### Listed entries:
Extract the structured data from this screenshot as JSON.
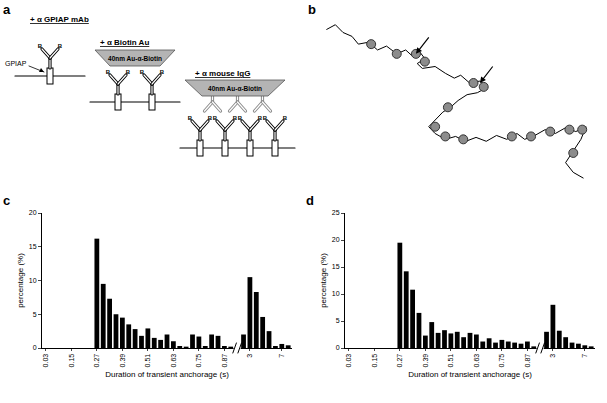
{
  "panel_letters": [
    "a",
    "b",
    "c",
    "d"
  ],
  "diagram": {
    "membrane_protein": "GPIAP",
    "biotin": "B",
    "steps": [
      {
        "label": "+ α GPIAP mAb"
      },
      {
        "label": "+ α Biotin Au",
        "particle": "40nm Au-α-Biotin"
      },
      {
        "label": "+ α mouse IgG",
        "particle": "40nm Au-α-Biotin"
      }
    ]
  },
  "chart_data": [
    {
      "type": "line",
      "tick_labels": false,
      "xlim": [
        -5,
        210
      ],
      "ylim": [
        -5,
        170
      ],
      "series": [
        {
          "type": "line",
          "color": "#000000",
          "x": [
            0,
            7,
            13,
            20,
            25,
            33,
            40,
            47,
            55,
            62,
            67,
            73,
            77,
            71,
            75,
            85,
            93,
            100,
            105,
            112,
            120,
            125,
            118,
            110,
            103,
            97,
            91,
            85,
            80,
            85,
            93,
            101,
            109,
            117,
            125,
            133,
            141,
            149,
            155,
            163,
            171,
            179,
            187,
            195,
            203,
            199,
            193,
            187,
            193,
            201
          ],
          "y": [
            155,
            160,
            152,
            148,
            140,
            142,
            134,
            138,
            130,
            134,
            128,
            132,
            125,
            120,
            115,
            117,
            110,
            105,
            108,
            100,
            102,
            95,
            90,
            88,
            82,
            75,
            70,
            62,
            55,
            48,
            42,
            45,
            40,
            44,
            40,
            46,
            42,
            48,
            42,
            46,
            52,
            48,
            54,
            50,
            55,
            42,
            30,
            18,
            8,
            2
          ]
        },
        {
          "type": "scatter",
          "marker": "circle",
          "color": "#8c8c8c",
          "x": [
            35,
            55,
            70,
            77,
            115,
            123,
            95,
            85,
            93,
            107,
            145,
            160,
            175,
            190,
            200,
            193
          ],
          "y": [
            140,
            130,
            130,
            122,
            100,
            96,
            75,
            55,
            45,
            42,
            45,
            45,
            50,
            52,
            52,
            28
          ]
        }
      ],
      "arrows": [
        {
          "x": 70,
          "y": 130
        },
        {
          "x": 120,
          "y": 100
        }
      ]
    },
    {
      "type": "bar",
      "color": "#000000",
      "x_label": "Duration of transient anchorage (s)",
      "y_label": "percentage (%)",
      "categories": [
        "0.03",
        null,
        null,
        null,
        "0.15",
        null,
        null,
        null,
        "0.27",
        null,
        null,
        null,
        "0.39",
        null,
        null,
        null,
        "0.51",
        null,
        null,
        null,
        "0.63",
        null,
        null,
        null,
        "0.75",
        null,
        null,
        null,
        "0.87",
        null,
        null,
        null,
        "3",
        null,
        null,
        null,
        null,
        "7",
        null
      ],
      "values": [
        0,
        0,
        0,
        0,
        0,
        0,
        0,
        0,
        16.2,
        9.5,
        7.3,
        5.0,
        4.5,
        3.5,
        2.8,
        1.8,
        2.9,
        1.5,
        1.2,
        2.0,
        1.0,
        0.3,
        0.2,
        2.0,
        1.7,
        0.3,
        2.0,
        1.8,
        0.3,
        0.2,
        null,
        2.0,
        10.5,
        8.3,
        4.6,
        2.5,
        0.3,
        0.6,
        0.4
      ],
      "ylim": [
        0,
        20
      ],
      "yticks": [
        0,
        5,
        10,
        15,
        20
      ],
      "grid": false
    },
    {
      "type": "bar",
      "color": "#000000",
      "x_label": "Duration of transient anchorage (s)",
      "y_label": "percentage (%)",
      "categories": [
        "0.03",
        null,
        null,
        null,
        "0.15",
        null,
        null,
        null,
        "0.27",
        null,
        null,
        null,
        "0.39",
        null,
        null,
        null,
        "0.51",
        null,
        null,
        null,
        "0.63",
        null,
        null,
        null,
        "0.75",
        null,
        null,
        null,
        "0.87",
        null,
        null,
        null,
        "3",
        null,
        null,
        null,
        null,
        "7",
        null
      ],
      "values": [
        0,
        0,
        0,
        0,
        0,
        0,
        0,
        0,
        19.5,
        14.2,
        10.8,
        6.5,
        2.3,
        4.8,
        2.8,
        3.3,
        2.7,
        3.0,
        2.0,
        2.8,
        2.5,
        1.2,
        1.8,
        1.0,
        1.5,
        1.2,
        1.0,
        0.8,
        1.2,
        0.3,
        null,
        3.0,
        8.0,
        3.2,
        2.0,
        1.0,
        0.8,
        0.5,
        0.3
      ],
      "ylim": [
        0,
        25
      ],
      "yticks": [
        0,
        5,
        10,
        15,
        20,
        25
      ],
      "grid": false
    }
  ]
}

### To do:
All the records above need to be given again word for word. Skip the pictures.

### Exercise answer:
Extract the structured data from this screenshot as JSON.
{
  "panel_letters": [
    "a",
    "b",
    "c",
    "d"
  ],
  "diagram": {
    "membrane_protein": "GPIAP",
    "biotin": "B",
    "steps": [
      {
        "label": "+ α GPIAP mAb"
      },
      {
        "label": "+ α Biotin Au",
        "particle": "40nm Au-α-Biotin"
      },
      {
        "label": "+ α mouse IgG",
        "particle": "40nm Au-α-Biotin"
      }
    ]
  },
  "chart_data": [
    {
      "type": "line",
      "tick_labels": false,
      "xlim": [
        -5,
        210
      ],
      "ylim": [
        -5,
        170
      ],
      "series": [
        {
          "type": "line",
          "color": "#000000",
          "x": [
            0,
            7,
            13,
            20,
            25,
            33,
            40,
            47,
            55,
            62,
            67,
            73,
            77,
            71,
            75,
            85,
            93,
            100,
            105,
            112,
            120,
            125,
            118,
            110,
            103,
            97,
            91,
            85,
            80,
            85,
            93,
            101,
            109,
            117,
            125,
            133,
            141,
            149,
            155,
            163,
            171,
            179,
            187,
            195,
            203,
            199,
            193,
            187,
            193,
            201
          ],
          "y": [
            155,
            160,
            152,
            148,
            140,
            142,
            134,
            138,
            130,
            134,
            128,
            132,
            125,
            120,
            115,
            117,
            110,
            105,
            108,
            100,
            102,
            95,
            90,
            88,
            82,
            75,
            70,
            62,
            55,
            48,
            42,
            45,
            40,
            44,
            40,
            46,
            42,
            48,
            42,
            46,
            52,
            48,
            54,
            50,
            55,
            42,
            30,
            18,
            8,
            2
          ]
        },
        {
          "type": "scatter",
          "marker": "circle",
          "color": "#8c8c8c",
          "x": [
            35,
            55,
            70,
            77,
            115,
            123,
            95,
            85,
            93,
            107,
            145,
            160,
            175,
            190,
            200,
            193
          ],
          "y": [
            140,
            130,
            130,
            122,
            100,
            96,
            75,
            55,
            45,
            42,
            45,
            45,
            50,
            52,
            52,
            28
          ]
        }
      ],
      "arrows": [
        {
          "x": 70,
          "y": 130
        },
        {
          "x": 120,
          "y": 100
        }
      ]
    },
    {
      "type": "bar",
      "color": "#000000",
      "x_label": "Duration of transient anchorage (s)",
      "y_label": "percentage (%)",
      "categories": [
        "0.03",
        null,
        null,
        null,
        "0.15",
        null,
        null,
        null,
        "0.27",
        null,
        null,
        null,
        "0.39",
        null,
        null,
        null,
        "0.51",
        null,
        null,
        null,
        "0.63",
        null,
        null,
        null,
        "0.75",
        null,
        null,
        null,
        "0.87",
        null,
        null,
        null,
        "3",
        null,
        null,
        null,
        null,
        "7",
        null
      ],
      "values": [
        0,
        0,
        0,
        0,
        0,
        0,
        0,
        0,
        16.2,
        9.5,
        7.3,
        5.0,
        4.5,
        3.5,
        2.8,
        1.8,
        2.9,
        1.5,
        1.2,
        2.0,
        1.0,
        0.3,
        0.2,
        2.0,
        1.7,
        0.3,
        2.0,
        1.8,
        0.3,
        0.2,
        null,
        2.0,
        10.5,
        8.3,
        4.6,
        2.5,
        0.3,
        0.6,
        0.4
      ],
      "ylim": [
        0,
        20
      ],
      "yticks": [
        0,
        5,
        10,
        15,
        20
      ],
      "grid": false
    },
    {
      "type": "bar",
      "color": "#000000",
      "x_label": "Duration of transient anchorage (s)",
      "y_label": "percentage (%)",
      "categories": [
        "0.03",
        null,
        null,
        null,
        "0.15",
        null,
        null,
        null,
        "0.27",
        null,
        null,
        null,
        "0.39",
        null,
        null,
        null,
        "0.51",
        null,
        null,
        null,
        "0.63",
        null,
        null,
        null,
        "0.75",
        null,
        null,
        null,
        "0.87",
        null,
        null,
        null,
        "3",
        null,
        null,
        null,
        null,
        "7",
        null
      ],
      "values": [
        0,
        0,
        0,
        0,
        0,
        0,
        0,
        0,
        19.5,
        14.2,
        10.8,
        6.5,
        2.3,
        4.8,
        2.8,
        3.3,
        2.7,
        3.0,
        2.0,
        2.8,
        2.5,
        1.2,
        1.8,
        1.0,
        1.5,
        1.2,
        1.0,
        0.8,
        1.2,
        0.3,
        null,
        3.0,
        8.0,
        3.2,
        2.0,
        1.0,
        0.8,
        0.5,
        0.3
      ],
      "ylim": [
        0,
        25
      ],
      "yticks": [
        0,
        5,
        10,
        15,
        20,
        25
      ],
      "grid": false
    }
  ]
}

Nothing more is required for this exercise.